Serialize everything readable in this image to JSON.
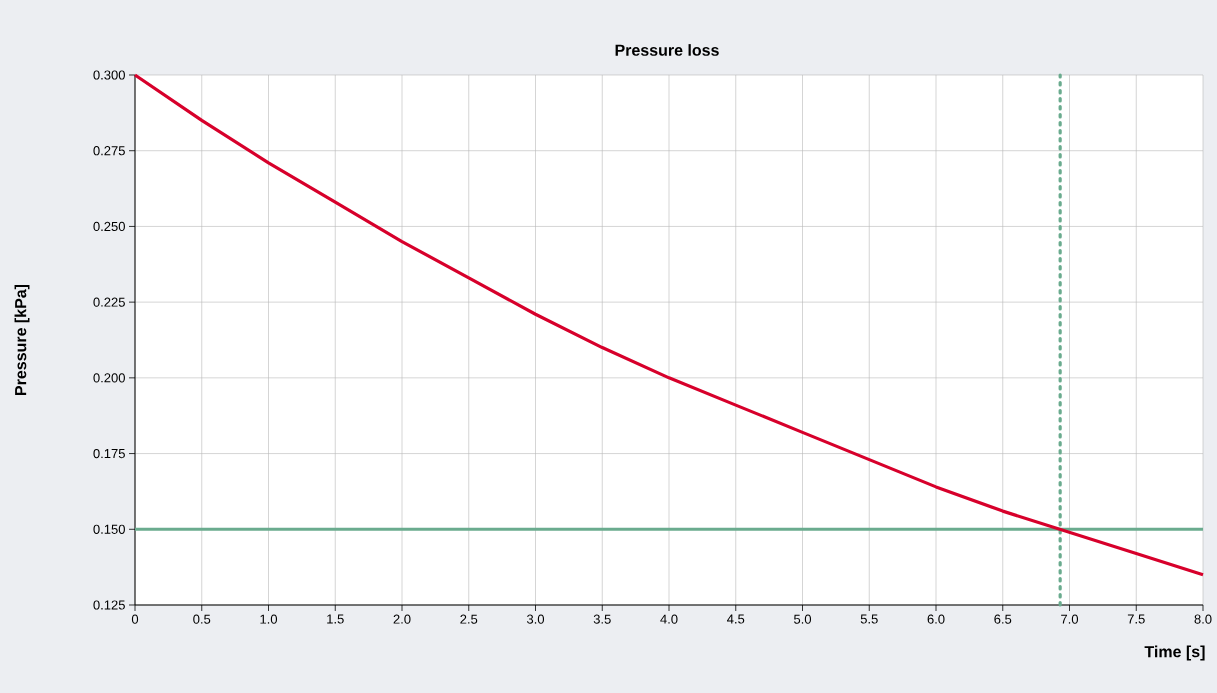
{
  "chart_data": {
    "type": "line",
    "title": "Pressure loss",
    "xlabel": "Time [s]",
    "ylabel": "Pressure [kPa]",
    "x": [
      0,
      0.5,
      1,
      1.5,
      2,
      2.5,
      3,
      3.5,
      4,
      4.5,
      5,
      5.5,
      6,
      6.5,
      7,
      7.5,
      8
    ],
    "series": [
      {
        "color": "#d7002b",
        "values": [
          0.3,
          0.285,
          0.271,
          0.258,
          0.245,
          0.233,
          0.221,
          0.21,
          0.2,
          0.191,
          0.182,
          0.173,
          0.164,
          0.156,
          0.149,
          0.142,
          0.135
        ]
      }
    ],
    "xlim": [
      0,
      8
    ],
    "ylim": [
      0.125,
      0.3
    ],
    "xticks": [
      0,
      0.5,
      {
        "value": 1,
        "label": "1.0"
      },
      1.5,
      {
        "value": 2,
        "label": "2.0"
      },
      2.5,
      {
        "value": 3,
        "label": "3.0"
      },
      3.5,
      {
        "value": 4,
        "label": "4.0"
      },
      4.5,
      {
        "value": 5,
        "label": "5.0"
      },
      5.5,
      {
        "value": 6,
        "label": "6.0"
      },
      6.5,
      {
        "value": 7,
        "label": "7.0"
      },
      7.5,
      {
        "value": 8,
        "label": "8.0"
      }
    ],
    "yticks": [
      {
        "value": 0.125,
        "label": "0.125"
      },
      {
        "value": 0.15,
        "label": "0.150"
      },
      {
        "value": 0.175,
        "label": "0.175"
      },
      {
        "value": 0.2,
        "label": "0.200"
      },
      {
        "value": 0.225,
        "label": "0.225"
      },
      {
        "value": 0.25,
        "label": "0.250"
      },
      {
        "value": 0.275,
        "label": "0.275"
      },
      {
        "value": 0.3,
        "label": "0.300"
      }
    ],
    "ref_lines": [
      {
        "axis": "y",
        "value": 0.15,
        "color": "#6aab8e",
        "line_style": "solid"
      },
      {
        "axis": "x",
        "value": 6.93,
        "color": "#6aab8e",
        "line_style": "dotted"
      }
    ],
    "grid": true,
    "line_style": "solid"
  }
}
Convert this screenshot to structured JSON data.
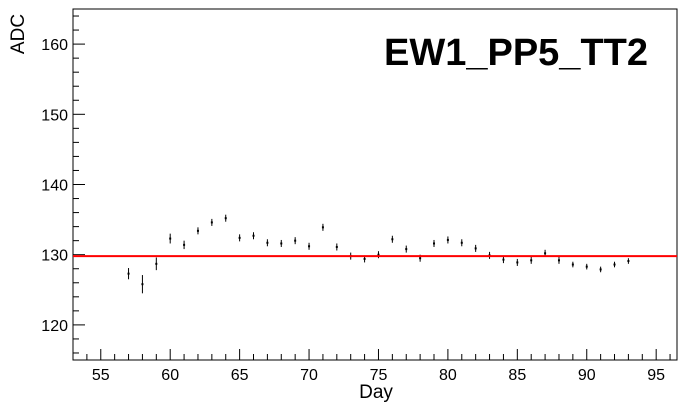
{
  "chart_data": {
    "type": "scatter",
    "title": "EW1_PP5_TT2",
    "xlabel": "Day",
    "ylabel": "ADC",
    "xlim": [
      53.0,
      96.5
    ],
    "ylim": [
      115.0,
      165.0
    ],
    "x_ticks": [
      55,
      60,
      65,
      70,
      75,
      80,
      85,
      90,
      95
    ],
    "y_ticks": [
      120,
      130,
      140,
      150,
      160
    ],
    "grid": false,
    "series": [
      {
        "marker": "error-bar",
        "color": "#000000",
        "points": [
          {
            "x": 57,
            "y": 127.3,
            "err": 0.8
          },
          {
            "x": 58,
            "y": 125.8,
            "err": 1.3
          },
          {
            "x": 59,
            "y": 128.7,
            "err": 0.9
          },
          {
            "x": 60,
            "y": 132.3,
            "err": 0.7
          },
          {
            "x": 61,
            "y": 131.4,
            "err": 0.6
          },
          {
            "x": 62,
            "y": 133.4,
            "err": 0.5
          },
          {
            "x": 63,
            "y": 134.6,
            "err": 0.5
          },
          {
            "x": 64,
            "y": 135.2,
            "err": 0.5
          },
          {
            "x": 65,
            "y": 132.4,
            "err": 0.5
          },
          {
            "x": 66,
            "y": 132.7,
            "err": 0.5
          },
          {
            "x": 67,
            "y": 131.7,
            "err": 0.5
          },
          {
            "x": 68,
            "y": 131.6,
            "err": 0.5
          },
          {
            "x": 69,
            "y": 132.0,
            "err": 0.5
          },
          {
            "x": 70,
            "y": 131.2,
            "err": 0.5
          },
          {
            "x": 71,
            "y": 133.9,
            "err": 0.5
          },
          {
            "x": 72,
            "y": 131.1,
            "err": 0.5
          },
          {
            "x": 73,
            "y": 129.8,
            "err": 0.5
          },
          {
            "x": 74,
            "y": 129.4,
            "err": 0.5
          },
          {
            "x": 75,
            "y": 130.0,
            "err": 0.5
          },
          {
            "x": 76,
            "y": 132.2,
            "err": 0.5
          },
          {
            "x": 77,
            "y": 130.8,
            "err": 0.5
          },
          {
            "x": 78,
            "y": 129.5,
            "err": 0.5
          },
          {
            "x": 79,
            "y": 131.6,
            "err": 0.5
          },
          {
            "x": 80,
            "y": 132.1,
            "err": 0.5
          },
          {
            "x": 81,
            "y": 131.7,
            "err": 0.5
          },
          {
            "x": 82,
            "y": 130.9,
            "err": 0.5
          },
          {
            "x": 83,
            "y": 129.9,
            "err": 0.5
          },
          {
            "x": 84,
            "y": 129.3,
            "err": 0.5
          },
          {
            "x": 85,
            "y": 128.9,
            "err": 0.5
          },
          {
            "x": 86,
            "y": 129.2,
            "err": 0.5
          },
          {
            "x": 87,
            "y": 130.2,
            "err": 0.5
          },
          {
            "x": 88,
            "y": 129.2,
            "err": 0.5
          },
          {
            "x": 89,
            "y": 128.6,
            "err": 0.4
          },
          {
            "x": 90,
            "y": 128.3,
            "err": 0.4
          },
          {
            "x": 91,
            "y": 127.9,
            "err": 0.4
          },
          {
            "x": 92,
            "y": 128.6,
            "err": 0.4
          },
          {
            "x": 93,
            "y": 129.1,
            "err": 0.4
          }
        ]
      }
    ],
    "reference_line": {
      "y": 129.8,
      "color": "#ff0000"
    }
  }
}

=== DO THIS ===
Gather from the entries above all lines that include the string "color".

=== WORKED ANSWER ===
        "color": "#d7002b",
        "color": "#6aab8e",
        "color": "#6aab8e",
        "color": "#000000",
      "color": "#ff0000"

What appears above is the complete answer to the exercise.